(Data excerpts)
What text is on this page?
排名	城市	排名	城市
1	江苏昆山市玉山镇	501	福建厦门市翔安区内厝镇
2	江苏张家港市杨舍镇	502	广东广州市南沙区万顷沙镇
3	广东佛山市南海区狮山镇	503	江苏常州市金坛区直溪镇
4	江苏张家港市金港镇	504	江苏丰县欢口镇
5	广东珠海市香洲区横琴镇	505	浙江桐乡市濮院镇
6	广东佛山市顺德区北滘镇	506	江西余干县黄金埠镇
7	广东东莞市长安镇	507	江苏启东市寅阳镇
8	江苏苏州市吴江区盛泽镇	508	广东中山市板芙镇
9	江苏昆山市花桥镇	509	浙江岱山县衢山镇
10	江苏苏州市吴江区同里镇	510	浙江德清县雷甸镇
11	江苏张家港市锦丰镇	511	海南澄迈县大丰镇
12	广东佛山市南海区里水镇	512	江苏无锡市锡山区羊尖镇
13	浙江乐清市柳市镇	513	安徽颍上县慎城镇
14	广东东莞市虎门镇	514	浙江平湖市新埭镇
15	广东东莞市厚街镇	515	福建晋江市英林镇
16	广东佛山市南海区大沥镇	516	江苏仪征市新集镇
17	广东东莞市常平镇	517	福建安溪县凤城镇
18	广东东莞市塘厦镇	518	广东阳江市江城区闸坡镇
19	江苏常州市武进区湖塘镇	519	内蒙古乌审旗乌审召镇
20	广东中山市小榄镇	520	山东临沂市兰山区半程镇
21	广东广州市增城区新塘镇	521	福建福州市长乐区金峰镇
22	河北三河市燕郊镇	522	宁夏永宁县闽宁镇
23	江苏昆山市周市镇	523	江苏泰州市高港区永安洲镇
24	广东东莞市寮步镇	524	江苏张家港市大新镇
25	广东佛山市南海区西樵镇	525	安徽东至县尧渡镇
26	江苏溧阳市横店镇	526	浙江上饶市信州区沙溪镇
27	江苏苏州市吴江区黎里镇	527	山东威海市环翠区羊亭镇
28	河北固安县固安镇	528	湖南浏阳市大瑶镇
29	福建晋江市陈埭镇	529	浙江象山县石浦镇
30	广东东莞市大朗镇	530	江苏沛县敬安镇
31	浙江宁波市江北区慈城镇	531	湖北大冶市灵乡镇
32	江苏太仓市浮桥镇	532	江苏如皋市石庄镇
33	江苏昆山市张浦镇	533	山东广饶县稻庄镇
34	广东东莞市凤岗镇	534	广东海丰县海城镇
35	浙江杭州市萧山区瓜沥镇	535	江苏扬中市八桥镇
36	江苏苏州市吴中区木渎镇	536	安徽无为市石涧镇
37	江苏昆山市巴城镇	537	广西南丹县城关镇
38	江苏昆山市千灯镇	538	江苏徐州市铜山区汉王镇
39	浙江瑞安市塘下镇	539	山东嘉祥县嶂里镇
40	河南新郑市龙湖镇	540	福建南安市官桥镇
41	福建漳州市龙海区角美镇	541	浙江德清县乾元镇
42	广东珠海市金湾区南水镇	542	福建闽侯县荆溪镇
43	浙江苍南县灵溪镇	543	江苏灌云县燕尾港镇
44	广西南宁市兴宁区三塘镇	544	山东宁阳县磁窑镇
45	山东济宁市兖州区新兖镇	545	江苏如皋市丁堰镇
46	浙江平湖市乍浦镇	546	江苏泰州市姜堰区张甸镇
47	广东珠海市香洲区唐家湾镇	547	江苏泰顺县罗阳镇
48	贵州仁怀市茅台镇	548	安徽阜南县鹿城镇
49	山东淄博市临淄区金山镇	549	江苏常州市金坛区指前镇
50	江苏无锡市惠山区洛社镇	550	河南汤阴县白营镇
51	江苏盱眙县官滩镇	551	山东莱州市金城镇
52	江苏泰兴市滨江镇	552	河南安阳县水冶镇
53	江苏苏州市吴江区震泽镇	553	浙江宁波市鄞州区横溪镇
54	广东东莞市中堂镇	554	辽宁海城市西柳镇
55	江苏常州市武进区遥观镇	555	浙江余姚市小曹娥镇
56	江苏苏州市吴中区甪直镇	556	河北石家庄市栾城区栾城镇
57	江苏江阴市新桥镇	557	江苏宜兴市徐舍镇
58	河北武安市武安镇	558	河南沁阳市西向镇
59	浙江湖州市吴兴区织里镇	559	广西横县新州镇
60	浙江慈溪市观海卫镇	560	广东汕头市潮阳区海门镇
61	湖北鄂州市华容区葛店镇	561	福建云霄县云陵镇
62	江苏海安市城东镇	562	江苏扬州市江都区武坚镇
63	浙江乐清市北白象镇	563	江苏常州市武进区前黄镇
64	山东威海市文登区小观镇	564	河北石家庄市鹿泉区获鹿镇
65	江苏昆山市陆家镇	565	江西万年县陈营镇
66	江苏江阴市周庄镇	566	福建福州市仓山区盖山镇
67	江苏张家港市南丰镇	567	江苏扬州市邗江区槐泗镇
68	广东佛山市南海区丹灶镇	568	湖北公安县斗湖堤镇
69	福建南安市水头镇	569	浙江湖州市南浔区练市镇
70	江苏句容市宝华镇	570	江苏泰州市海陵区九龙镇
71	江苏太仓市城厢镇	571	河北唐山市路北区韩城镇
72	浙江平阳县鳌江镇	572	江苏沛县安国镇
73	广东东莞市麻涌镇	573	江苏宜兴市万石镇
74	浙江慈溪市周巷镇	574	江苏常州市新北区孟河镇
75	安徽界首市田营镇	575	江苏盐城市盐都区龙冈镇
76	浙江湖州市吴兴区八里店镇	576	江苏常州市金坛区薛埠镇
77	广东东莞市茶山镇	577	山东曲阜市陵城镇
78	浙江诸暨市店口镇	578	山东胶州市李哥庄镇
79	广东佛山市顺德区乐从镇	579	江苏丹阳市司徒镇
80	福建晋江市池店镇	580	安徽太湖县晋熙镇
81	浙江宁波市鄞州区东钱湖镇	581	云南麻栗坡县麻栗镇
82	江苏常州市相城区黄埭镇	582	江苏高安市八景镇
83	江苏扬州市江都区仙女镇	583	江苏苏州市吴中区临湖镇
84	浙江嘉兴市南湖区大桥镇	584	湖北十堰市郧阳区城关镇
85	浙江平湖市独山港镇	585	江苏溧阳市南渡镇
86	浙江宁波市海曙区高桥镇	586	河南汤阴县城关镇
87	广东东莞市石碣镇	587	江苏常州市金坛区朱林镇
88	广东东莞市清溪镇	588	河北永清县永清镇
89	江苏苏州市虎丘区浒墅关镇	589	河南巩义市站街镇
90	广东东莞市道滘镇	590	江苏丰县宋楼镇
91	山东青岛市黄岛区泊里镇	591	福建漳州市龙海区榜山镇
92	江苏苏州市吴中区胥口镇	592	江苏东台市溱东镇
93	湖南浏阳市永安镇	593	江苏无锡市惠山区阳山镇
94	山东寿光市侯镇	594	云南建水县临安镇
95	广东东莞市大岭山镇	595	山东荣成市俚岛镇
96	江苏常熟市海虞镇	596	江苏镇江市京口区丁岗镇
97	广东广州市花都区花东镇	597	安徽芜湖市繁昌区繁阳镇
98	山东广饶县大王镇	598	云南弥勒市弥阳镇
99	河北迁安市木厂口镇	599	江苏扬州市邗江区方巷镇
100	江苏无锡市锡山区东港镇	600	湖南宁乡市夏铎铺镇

--

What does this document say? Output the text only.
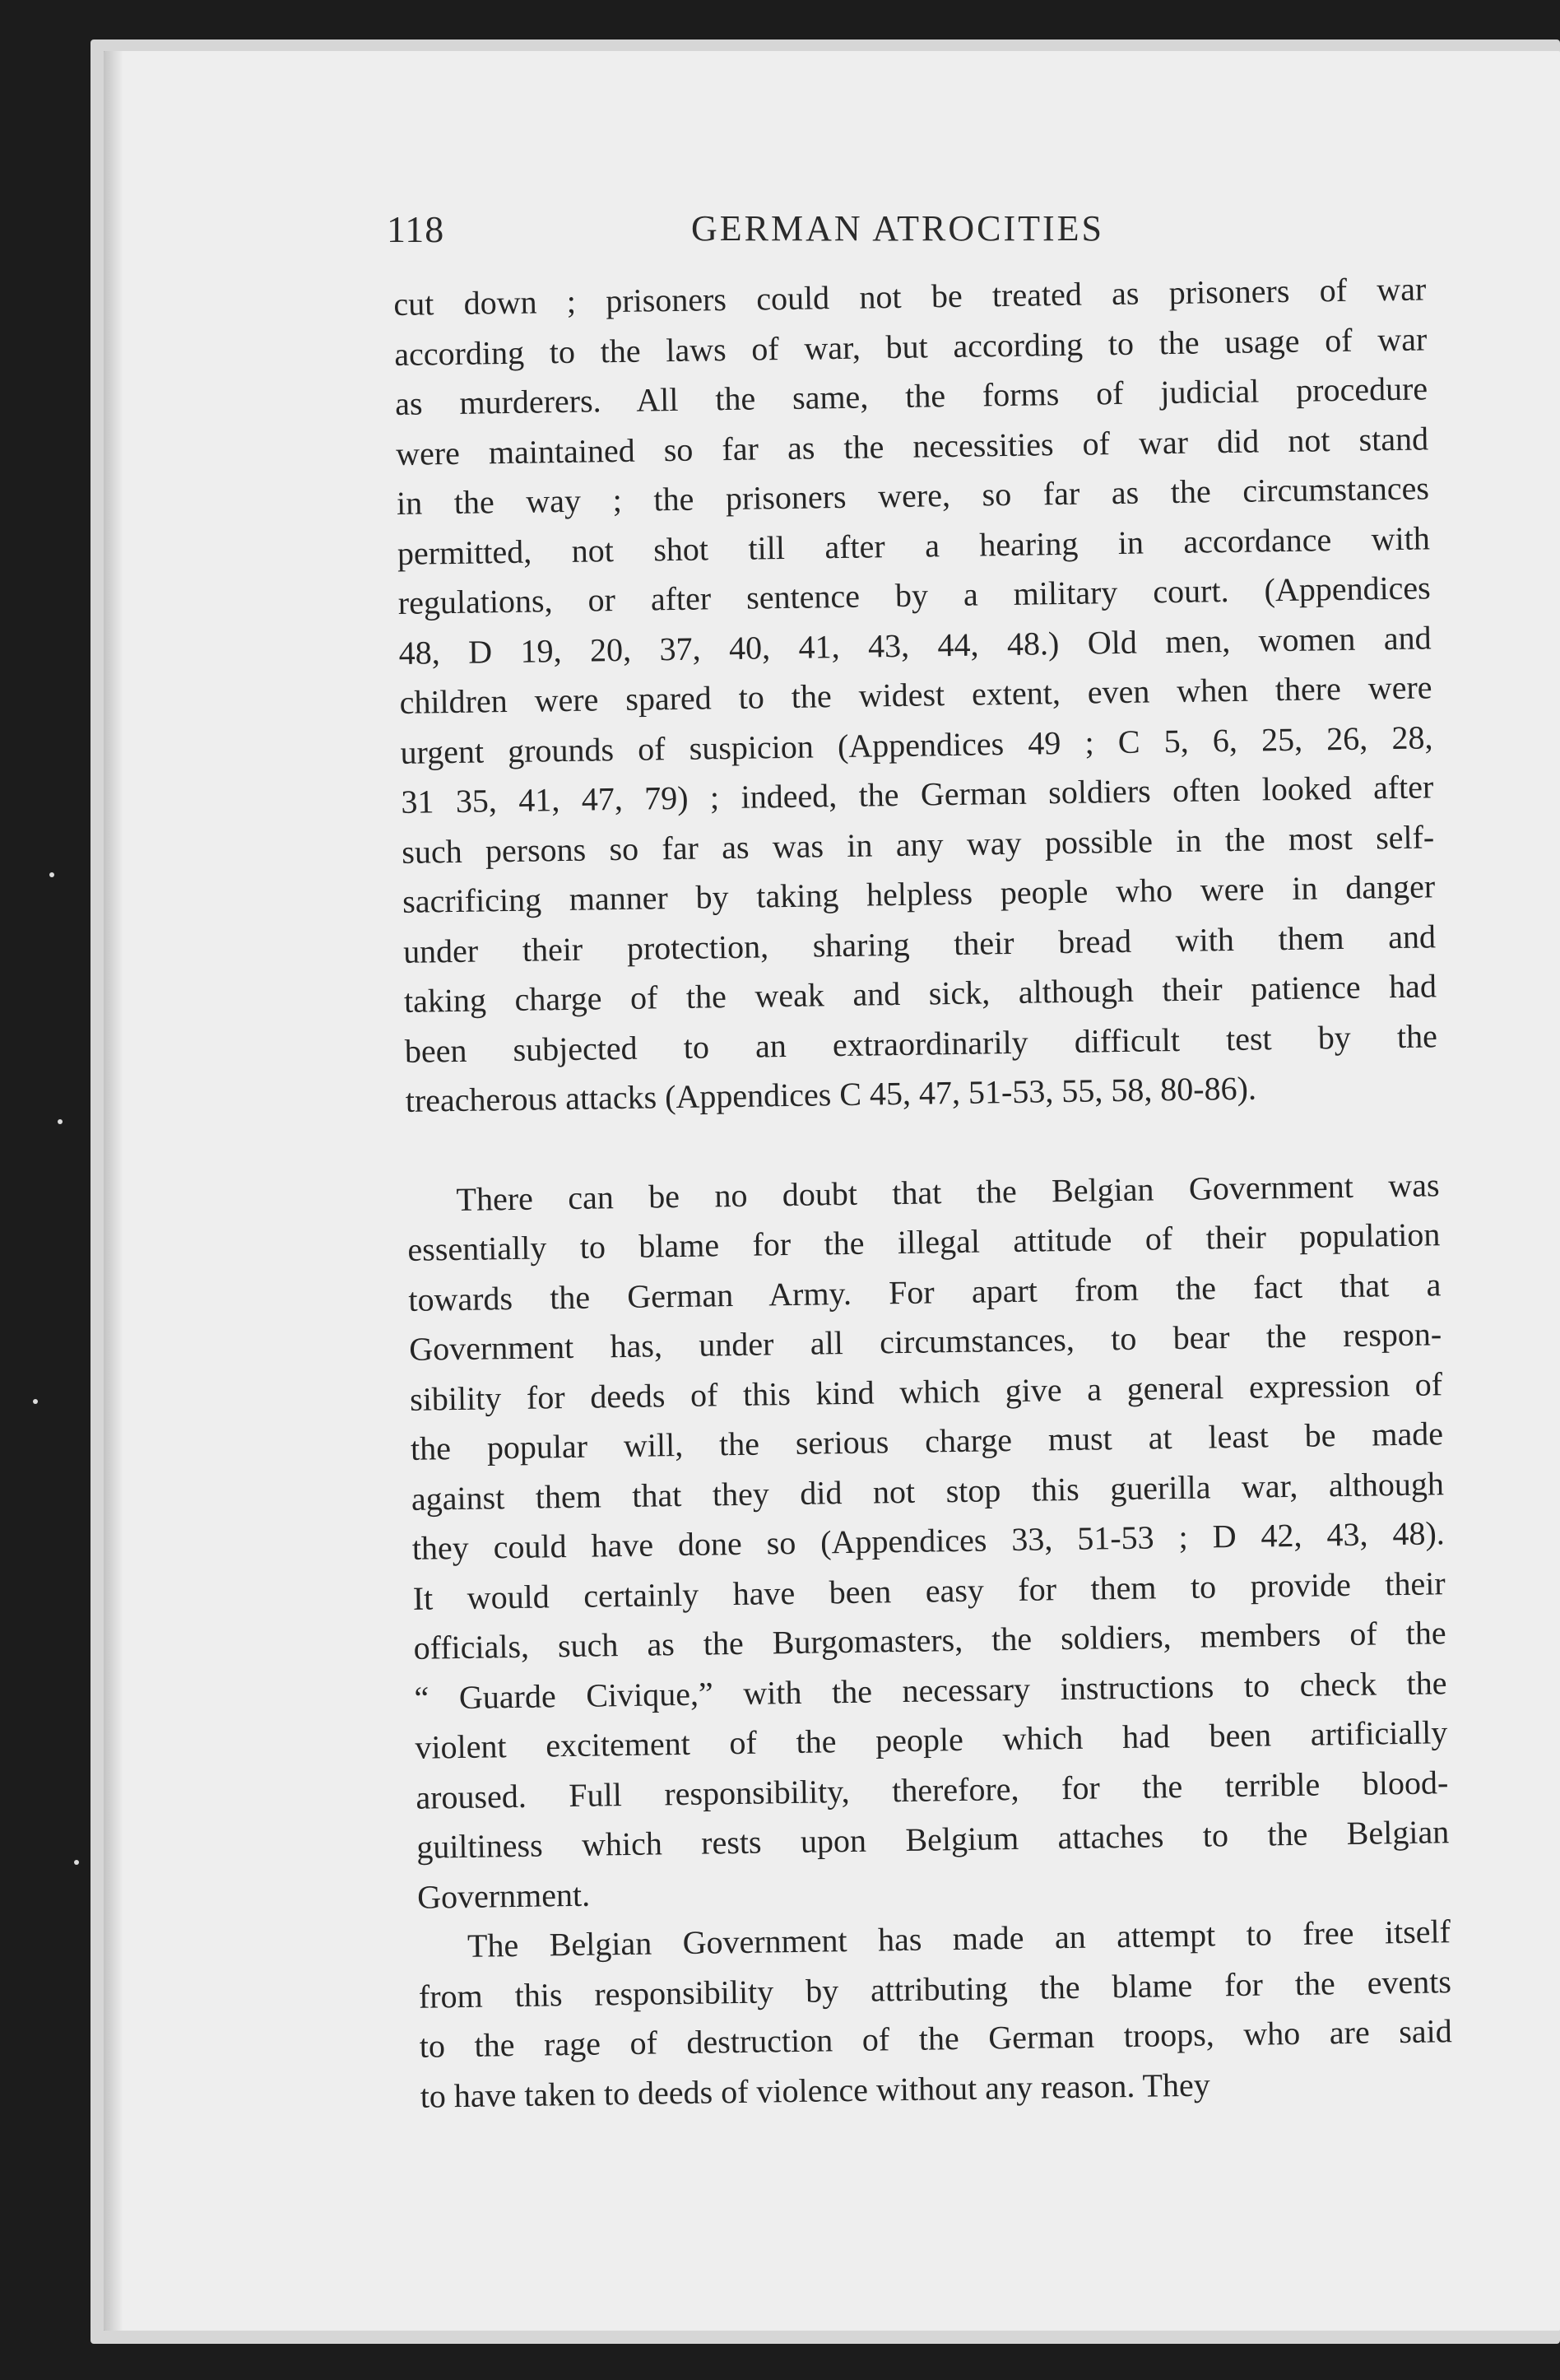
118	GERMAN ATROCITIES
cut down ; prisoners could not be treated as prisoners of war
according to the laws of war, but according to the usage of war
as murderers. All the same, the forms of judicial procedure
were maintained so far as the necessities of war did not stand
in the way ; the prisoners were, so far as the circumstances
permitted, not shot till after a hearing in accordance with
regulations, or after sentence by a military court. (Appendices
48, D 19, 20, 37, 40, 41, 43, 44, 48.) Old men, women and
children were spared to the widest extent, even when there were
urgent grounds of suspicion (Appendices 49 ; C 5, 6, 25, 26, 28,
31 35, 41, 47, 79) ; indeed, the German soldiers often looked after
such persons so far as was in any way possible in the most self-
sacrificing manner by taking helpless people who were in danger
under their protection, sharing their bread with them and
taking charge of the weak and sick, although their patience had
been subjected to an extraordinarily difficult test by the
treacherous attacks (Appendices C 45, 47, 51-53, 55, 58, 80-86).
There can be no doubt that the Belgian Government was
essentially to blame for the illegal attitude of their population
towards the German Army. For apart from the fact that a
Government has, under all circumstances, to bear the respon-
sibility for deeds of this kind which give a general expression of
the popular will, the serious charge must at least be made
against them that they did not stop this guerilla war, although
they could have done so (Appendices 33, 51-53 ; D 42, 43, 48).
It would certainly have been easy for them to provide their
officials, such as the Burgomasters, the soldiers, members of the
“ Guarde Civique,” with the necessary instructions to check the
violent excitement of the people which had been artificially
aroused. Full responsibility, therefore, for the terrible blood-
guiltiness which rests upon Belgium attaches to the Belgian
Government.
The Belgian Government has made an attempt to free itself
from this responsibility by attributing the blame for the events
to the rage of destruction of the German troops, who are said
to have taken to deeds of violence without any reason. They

WHAT YOU WILL DO ▸ Copy each line above that contains the string "could".

RESULT FOR THIS TASK ▸
cut down ; prisoners could not be treated as prisoners of war
they could have done so (Appendices 33, 51-53 ; D 42, 43, 48).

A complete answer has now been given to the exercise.